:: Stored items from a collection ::
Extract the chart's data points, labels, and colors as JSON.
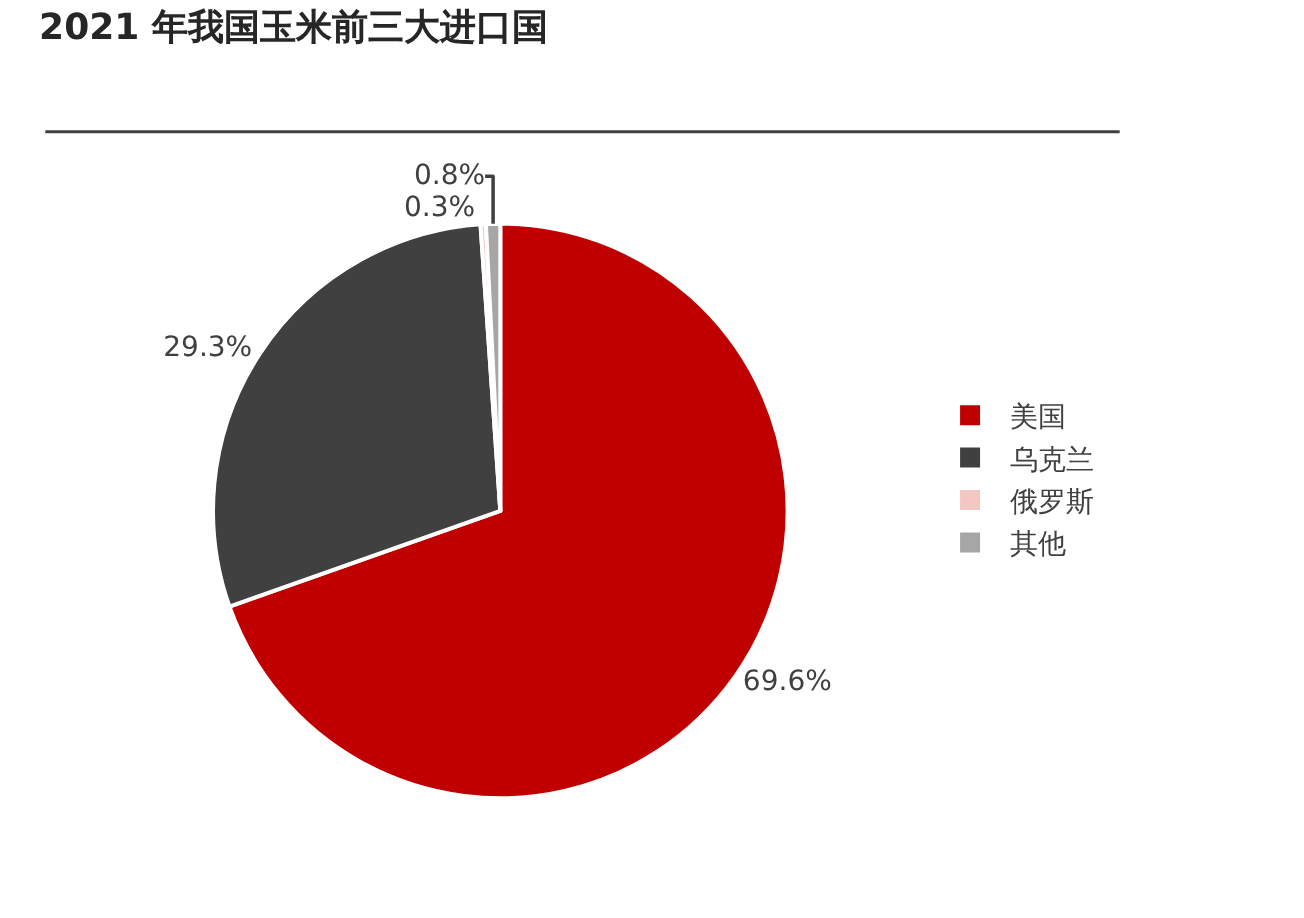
{
  "chart_data": {
    "type": "pie",
    "title": "2021 年我国玉米前三大进口国",
    "categories": [
      "美国",
      "乌克兰",
      "俄罗斯",
      "其他"
    ],
    "values": [
      69.6,
      29.3,
      0.3,
      0.8
    ],
    "value_labels": [
      "69.6%",
      "29.3%",
      "0.3%",
      "0.8%"
    ],
    "colors": [
      "#c00000",
      "#404040",
      "#f4c7c3",
      "#a6a6a6"
    ],
    "legend": "right"
  }
}
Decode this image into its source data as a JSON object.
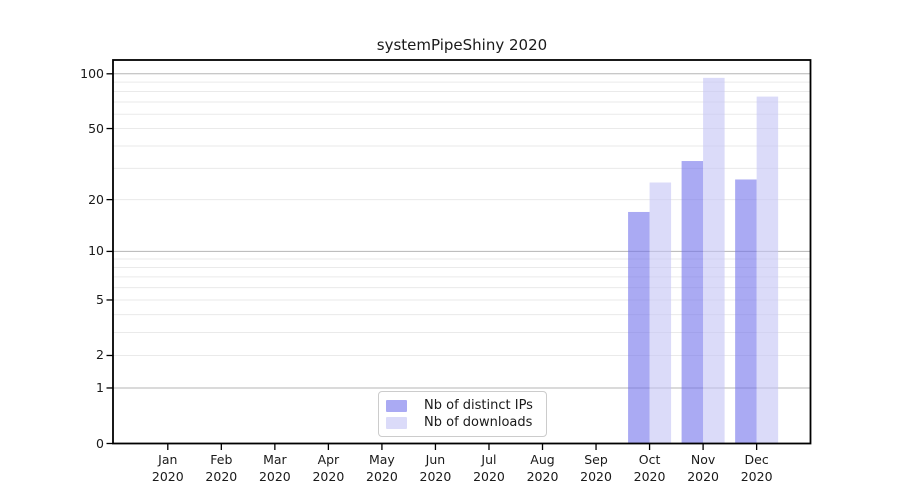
{
  "chart_data": {
    "type": "bar",
    "title": "systemPipeShiny 2020",
    "year_label": "2020",
    "categories": [
      "Jan",
      "Feb",
      "Mar",
      "Apr",
      "May",
      "Jun",
      "Jul",
      "Aug",
      "Sep",
      "Oct",
      "Nov",
      "Dec"
    ],
    "series": [
      {
        "name": "Nb of distinct IPs",
        "color": "#7171eb",
        "values": [
          0,
          0,
          0,
          0,
          0,
          0,
          0,
          0,
          0,
          17,
          33,
          26
        ]
      },
      {
        "name": "Nb of downloads",
        "color": "#c3c3f5",
        "values": [
          0,
          0,
          0,
          0,
          0,
          0,
          0,
          0,
          0,
          25,
          95,
          75
        ]
      }
    ],
    "bar_opacity": 0.6,
    "y_scale": "log1p",
    "y_ticks": [
      0,
      1,
      2,
      5,
      10,
      20,
      50,
      100
    ],
    "y_major_gridlines": [
      1,
      10,
      100
    ],
    "y_minor_gridlines": [
      2,
      3,
      4,
      5,
      6,
      7,
      8,
      9,
      20,
      30,
      40,
      50,
      60,
      70,
      80,
      90
    ],
    "ylim": [
      0,
      119
    ],
    "grid": true,
    "legend_position": "bottom-center",
    "colors": {
      "axis": "#000000",
      "major_grid": "#b5b5b5",
      "minor_grid": "#eaeaea",
      "text": "#1a1a1a",
      "legend_border": "#cccccc"
    }
  }
}
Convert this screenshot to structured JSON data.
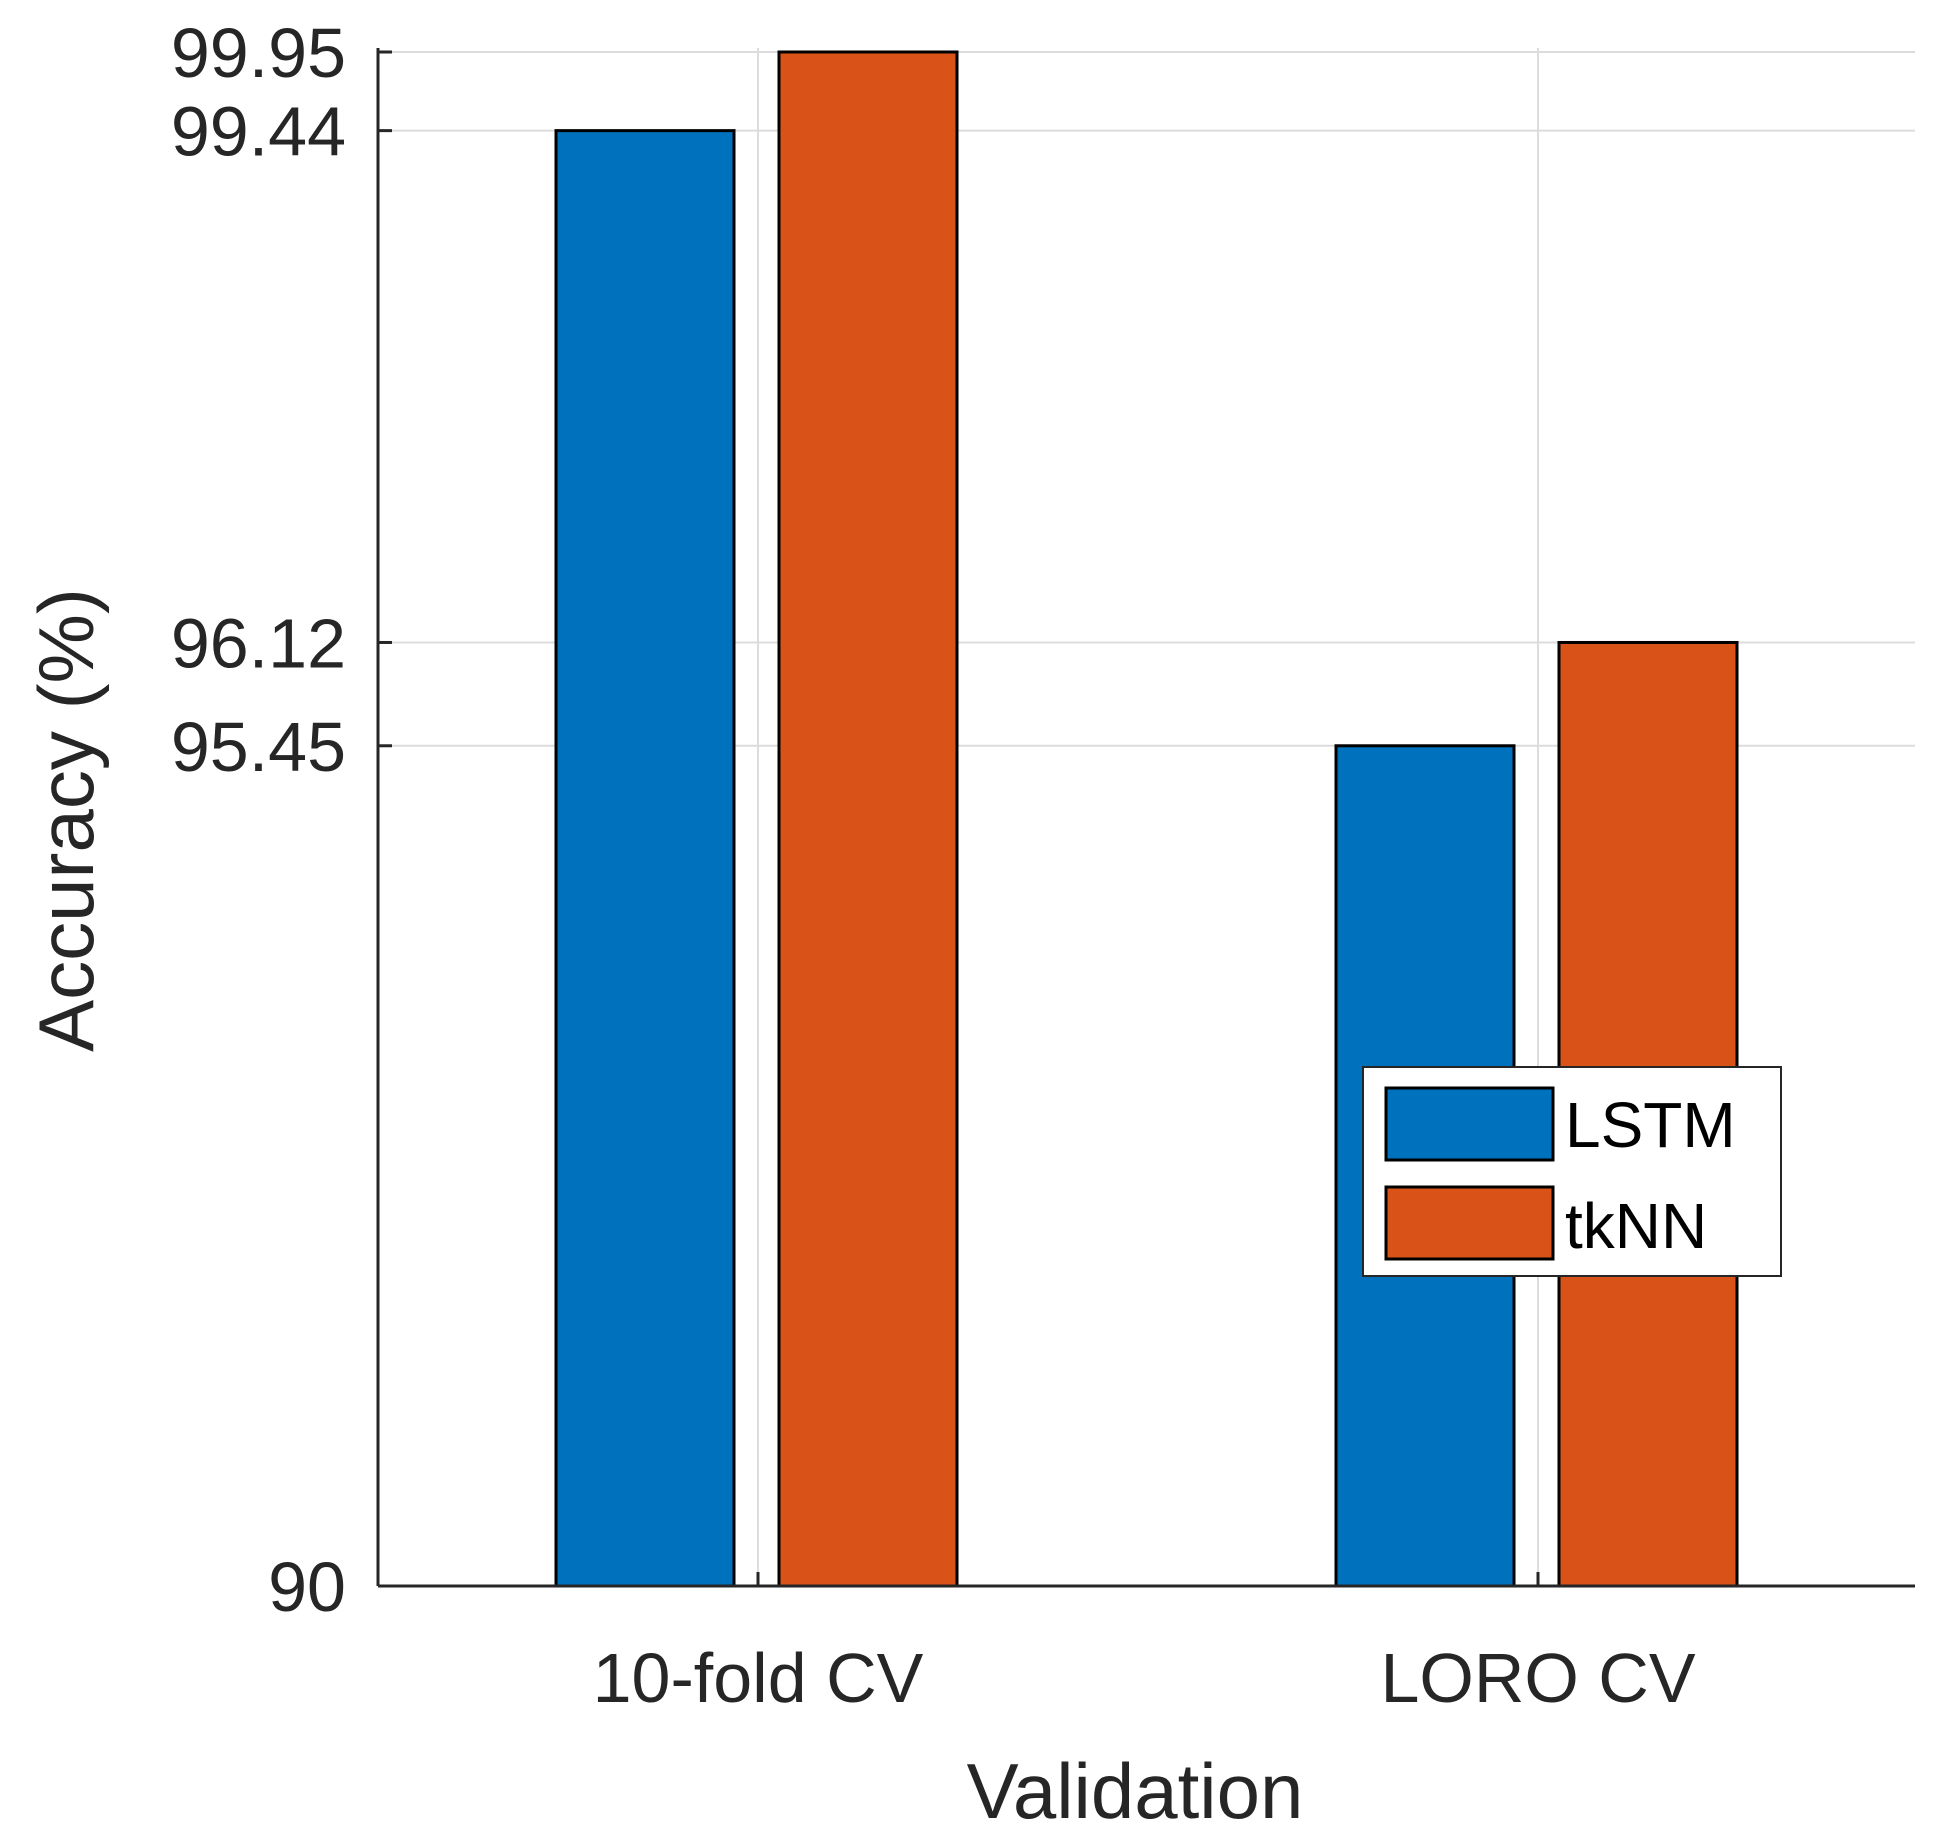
{
  "chart_data": {
    "type": "bar",
    "title": "",
    "xlabel": "Validation",
    "ylabel": "Accuracy (%)",
    "categories": [
      "10-fold CV",
      "LORO CV"
    ],
    "series": [
      {
        "name": "LSTM",
        "color": "#0072BD",
        "values": [
          99.44,
          95.45
        ]
      },
      {
        "name": "tkNN",
        "color": "#D95319",
        "values": [
          99.95,
          96.12
        ]
      }
    ],
    "ylim": [
      90,
      99.95
    ],
    "yticks": [
      90,
      95.45,
      96.12,
      99.44,
      99.95
    ],
    "ytick_labels": [
      "90",
      "95.45",
      "96.12",
      "99.44",
      "99.95"
    ],
    "grid": true,
    "legend_position": "right"
  }
}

:: Short task ::
Collect each line of the entries that has the word "right", copying it in full.

:: Answer for the task ::
    "legend": "right"
    "legend_position": "right"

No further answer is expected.